What to produce: Extract every line that contains the string "dokladu".

Data section:
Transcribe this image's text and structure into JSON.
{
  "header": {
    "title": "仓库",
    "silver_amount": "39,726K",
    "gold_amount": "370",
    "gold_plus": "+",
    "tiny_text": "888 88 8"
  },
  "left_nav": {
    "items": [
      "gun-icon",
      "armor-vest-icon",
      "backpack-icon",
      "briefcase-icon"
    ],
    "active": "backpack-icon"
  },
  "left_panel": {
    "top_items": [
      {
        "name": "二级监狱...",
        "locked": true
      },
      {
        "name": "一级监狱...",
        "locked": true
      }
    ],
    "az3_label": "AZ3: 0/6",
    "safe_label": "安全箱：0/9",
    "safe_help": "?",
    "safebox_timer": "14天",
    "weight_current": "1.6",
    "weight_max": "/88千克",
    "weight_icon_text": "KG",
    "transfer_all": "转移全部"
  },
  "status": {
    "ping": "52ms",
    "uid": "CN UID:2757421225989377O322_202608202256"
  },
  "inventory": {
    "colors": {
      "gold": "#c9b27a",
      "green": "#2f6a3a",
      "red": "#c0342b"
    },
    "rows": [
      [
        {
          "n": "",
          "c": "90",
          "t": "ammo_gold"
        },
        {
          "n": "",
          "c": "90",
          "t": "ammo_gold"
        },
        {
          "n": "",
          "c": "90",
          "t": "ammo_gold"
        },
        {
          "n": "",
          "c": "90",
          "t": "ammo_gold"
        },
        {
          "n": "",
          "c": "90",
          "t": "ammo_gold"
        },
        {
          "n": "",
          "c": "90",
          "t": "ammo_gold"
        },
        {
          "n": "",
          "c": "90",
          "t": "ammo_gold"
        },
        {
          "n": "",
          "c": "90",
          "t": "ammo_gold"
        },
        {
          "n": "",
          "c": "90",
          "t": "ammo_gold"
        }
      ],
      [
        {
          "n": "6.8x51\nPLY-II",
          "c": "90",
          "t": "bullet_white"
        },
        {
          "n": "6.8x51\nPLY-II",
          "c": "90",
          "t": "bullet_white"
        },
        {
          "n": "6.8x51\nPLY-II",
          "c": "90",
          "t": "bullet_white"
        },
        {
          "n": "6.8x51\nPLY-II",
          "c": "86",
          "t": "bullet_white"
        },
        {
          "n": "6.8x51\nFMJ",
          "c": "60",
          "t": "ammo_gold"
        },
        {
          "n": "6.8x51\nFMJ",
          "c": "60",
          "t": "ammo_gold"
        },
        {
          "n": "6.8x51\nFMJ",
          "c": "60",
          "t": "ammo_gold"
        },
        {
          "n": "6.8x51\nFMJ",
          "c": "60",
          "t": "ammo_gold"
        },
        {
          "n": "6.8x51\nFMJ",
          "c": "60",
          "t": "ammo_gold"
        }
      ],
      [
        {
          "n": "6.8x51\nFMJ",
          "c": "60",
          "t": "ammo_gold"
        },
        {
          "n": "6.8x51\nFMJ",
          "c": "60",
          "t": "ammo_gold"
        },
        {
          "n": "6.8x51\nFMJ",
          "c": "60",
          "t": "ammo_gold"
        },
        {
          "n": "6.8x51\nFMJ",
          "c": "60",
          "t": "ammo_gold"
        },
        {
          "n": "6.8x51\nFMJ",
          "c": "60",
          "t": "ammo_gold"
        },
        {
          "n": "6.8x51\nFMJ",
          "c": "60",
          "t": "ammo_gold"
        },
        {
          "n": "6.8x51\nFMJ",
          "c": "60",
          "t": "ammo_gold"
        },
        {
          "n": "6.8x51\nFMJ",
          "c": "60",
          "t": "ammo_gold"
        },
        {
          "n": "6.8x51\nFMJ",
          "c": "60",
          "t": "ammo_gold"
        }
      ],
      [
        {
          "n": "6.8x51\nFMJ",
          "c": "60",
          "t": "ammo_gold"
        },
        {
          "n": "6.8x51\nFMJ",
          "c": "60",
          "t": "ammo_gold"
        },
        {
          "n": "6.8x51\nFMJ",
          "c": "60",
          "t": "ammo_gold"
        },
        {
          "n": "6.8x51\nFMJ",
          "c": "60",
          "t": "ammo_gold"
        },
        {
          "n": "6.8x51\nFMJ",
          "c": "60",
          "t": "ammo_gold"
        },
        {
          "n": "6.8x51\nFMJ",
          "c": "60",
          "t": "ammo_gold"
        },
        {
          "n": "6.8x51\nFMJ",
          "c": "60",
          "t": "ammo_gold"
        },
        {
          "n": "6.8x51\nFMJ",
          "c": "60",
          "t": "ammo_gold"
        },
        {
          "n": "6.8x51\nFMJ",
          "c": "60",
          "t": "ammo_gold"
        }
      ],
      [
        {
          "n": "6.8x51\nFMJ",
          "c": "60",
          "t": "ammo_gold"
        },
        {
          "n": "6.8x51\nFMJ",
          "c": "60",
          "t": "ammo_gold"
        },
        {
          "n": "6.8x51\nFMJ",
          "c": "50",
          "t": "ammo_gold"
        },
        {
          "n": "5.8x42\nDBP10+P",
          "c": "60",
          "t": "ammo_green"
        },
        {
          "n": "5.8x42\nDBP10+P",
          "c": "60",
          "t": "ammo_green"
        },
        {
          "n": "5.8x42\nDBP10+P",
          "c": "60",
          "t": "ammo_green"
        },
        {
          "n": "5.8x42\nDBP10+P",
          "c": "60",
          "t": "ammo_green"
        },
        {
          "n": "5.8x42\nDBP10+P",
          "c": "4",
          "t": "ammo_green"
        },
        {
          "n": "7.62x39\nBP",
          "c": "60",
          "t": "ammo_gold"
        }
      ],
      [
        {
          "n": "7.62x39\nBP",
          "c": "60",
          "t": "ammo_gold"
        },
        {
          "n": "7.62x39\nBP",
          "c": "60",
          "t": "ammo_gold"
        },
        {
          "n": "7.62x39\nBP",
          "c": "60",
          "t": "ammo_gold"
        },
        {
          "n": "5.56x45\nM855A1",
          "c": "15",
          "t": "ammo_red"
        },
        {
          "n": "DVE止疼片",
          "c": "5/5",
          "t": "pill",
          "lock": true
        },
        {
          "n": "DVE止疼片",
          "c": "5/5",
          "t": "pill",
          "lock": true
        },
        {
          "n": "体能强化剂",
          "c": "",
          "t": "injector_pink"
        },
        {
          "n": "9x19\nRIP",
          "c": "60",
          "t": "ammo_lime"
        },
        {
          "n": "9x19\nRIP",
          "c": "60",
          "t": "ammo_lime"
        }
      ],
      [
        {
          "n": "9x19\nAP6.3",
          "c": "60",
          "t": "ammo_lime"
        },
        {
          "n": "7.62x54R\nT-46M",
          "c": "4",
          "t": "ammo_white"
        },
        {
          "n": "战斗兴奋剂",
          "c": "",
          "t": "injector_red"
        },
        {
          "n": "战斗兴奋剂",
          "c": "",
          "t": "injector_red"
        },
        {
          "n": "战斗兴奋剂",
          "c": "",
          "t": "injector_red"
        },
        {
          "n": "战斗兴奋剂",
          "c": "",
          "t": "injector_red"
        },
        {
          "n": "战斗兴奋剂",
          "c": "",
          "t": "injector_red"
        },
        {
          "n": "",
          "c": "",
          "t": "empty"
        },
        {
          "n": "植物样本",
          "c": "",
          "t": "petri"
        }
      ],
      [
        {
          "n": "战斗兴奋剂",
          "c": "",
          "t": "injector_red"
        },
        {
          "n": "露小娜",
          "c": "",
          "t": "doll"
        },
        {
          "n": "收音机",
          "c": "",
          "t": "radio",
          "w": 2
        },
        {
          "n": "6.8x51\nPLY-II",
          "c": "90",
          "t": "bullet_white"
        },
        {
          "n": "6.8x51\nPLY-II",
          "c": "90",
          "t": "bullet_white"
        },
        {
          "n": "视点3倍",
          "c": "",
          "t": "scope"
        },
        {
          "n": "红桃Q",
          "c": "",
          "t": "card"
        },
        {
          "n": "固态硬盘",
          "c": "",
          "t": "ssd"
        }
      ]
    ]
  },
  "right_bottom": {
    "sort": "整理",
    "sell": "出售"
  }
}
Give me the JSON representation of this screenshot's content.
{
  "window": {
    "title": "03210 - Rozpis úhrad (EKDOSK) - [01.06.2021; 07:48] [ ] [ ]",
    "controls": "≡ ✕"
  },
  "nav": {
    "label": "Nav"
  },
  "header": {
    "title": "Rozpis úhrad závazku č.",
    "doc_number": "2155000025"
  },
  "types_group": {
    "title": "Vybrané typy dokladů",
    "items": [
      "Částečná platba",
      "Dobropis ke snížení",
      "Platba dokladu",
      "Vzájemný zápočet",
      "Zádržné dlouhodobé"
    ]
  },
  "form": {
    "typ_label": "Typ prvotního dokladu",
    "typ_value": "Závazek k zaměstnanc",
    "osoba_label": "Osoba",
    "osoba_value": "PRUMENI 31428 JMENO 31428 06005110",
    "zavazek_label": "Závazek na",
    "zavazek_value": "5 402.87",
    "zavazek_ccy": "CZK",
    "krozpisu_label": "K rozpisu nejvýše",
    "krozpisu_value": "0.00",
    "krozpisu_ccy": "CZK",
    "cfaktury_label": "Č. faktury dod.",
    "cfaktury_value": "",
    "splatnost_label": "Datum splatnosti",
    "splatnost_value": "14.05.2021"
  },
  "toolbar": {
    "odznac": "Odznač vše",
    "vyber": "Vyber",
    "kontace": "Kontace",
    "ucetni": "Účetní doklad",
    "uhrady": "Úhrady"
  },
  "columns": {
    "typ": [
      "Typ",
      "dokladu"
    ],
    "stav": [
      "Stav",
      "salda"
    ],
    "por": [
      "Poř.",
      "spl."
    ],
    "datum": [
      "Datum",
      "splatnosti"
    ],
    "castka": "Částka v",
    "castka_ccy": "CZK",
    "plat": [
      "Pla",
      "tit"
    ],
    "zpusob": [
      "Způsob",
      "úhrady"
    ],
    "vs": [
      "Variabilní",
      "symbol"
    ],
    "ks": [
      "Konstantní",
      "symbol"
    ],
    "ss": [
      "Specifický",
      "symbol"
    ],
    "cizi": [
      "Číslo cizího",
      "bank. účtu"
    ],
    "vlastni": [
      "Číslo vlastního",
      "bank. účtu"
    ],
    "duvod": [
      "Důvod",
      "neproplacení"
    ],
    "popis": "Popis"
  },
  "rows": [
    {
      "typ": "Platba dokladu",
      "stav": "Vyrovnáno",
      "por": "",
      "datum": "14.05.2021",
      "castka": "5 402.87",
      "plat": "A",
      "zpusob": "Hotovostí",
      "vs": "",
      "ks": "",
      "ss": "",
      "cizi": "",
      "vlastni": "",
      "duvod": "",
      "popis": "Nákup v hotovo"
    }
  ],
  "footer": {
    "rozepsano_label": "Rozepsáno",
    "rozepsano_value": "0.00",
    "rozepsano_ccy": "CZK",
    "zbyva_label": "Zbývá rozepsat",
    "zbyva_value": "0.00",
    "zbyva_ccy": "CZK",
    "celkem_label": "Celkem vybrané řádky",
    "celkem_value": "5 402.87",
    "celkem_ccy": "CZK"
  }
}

Answer to the exercise:
      "Platba dokladu",
    "typ_label": "Typ prvotního dokladu",
      "dokladu"
      "typ": "Platba dokladu",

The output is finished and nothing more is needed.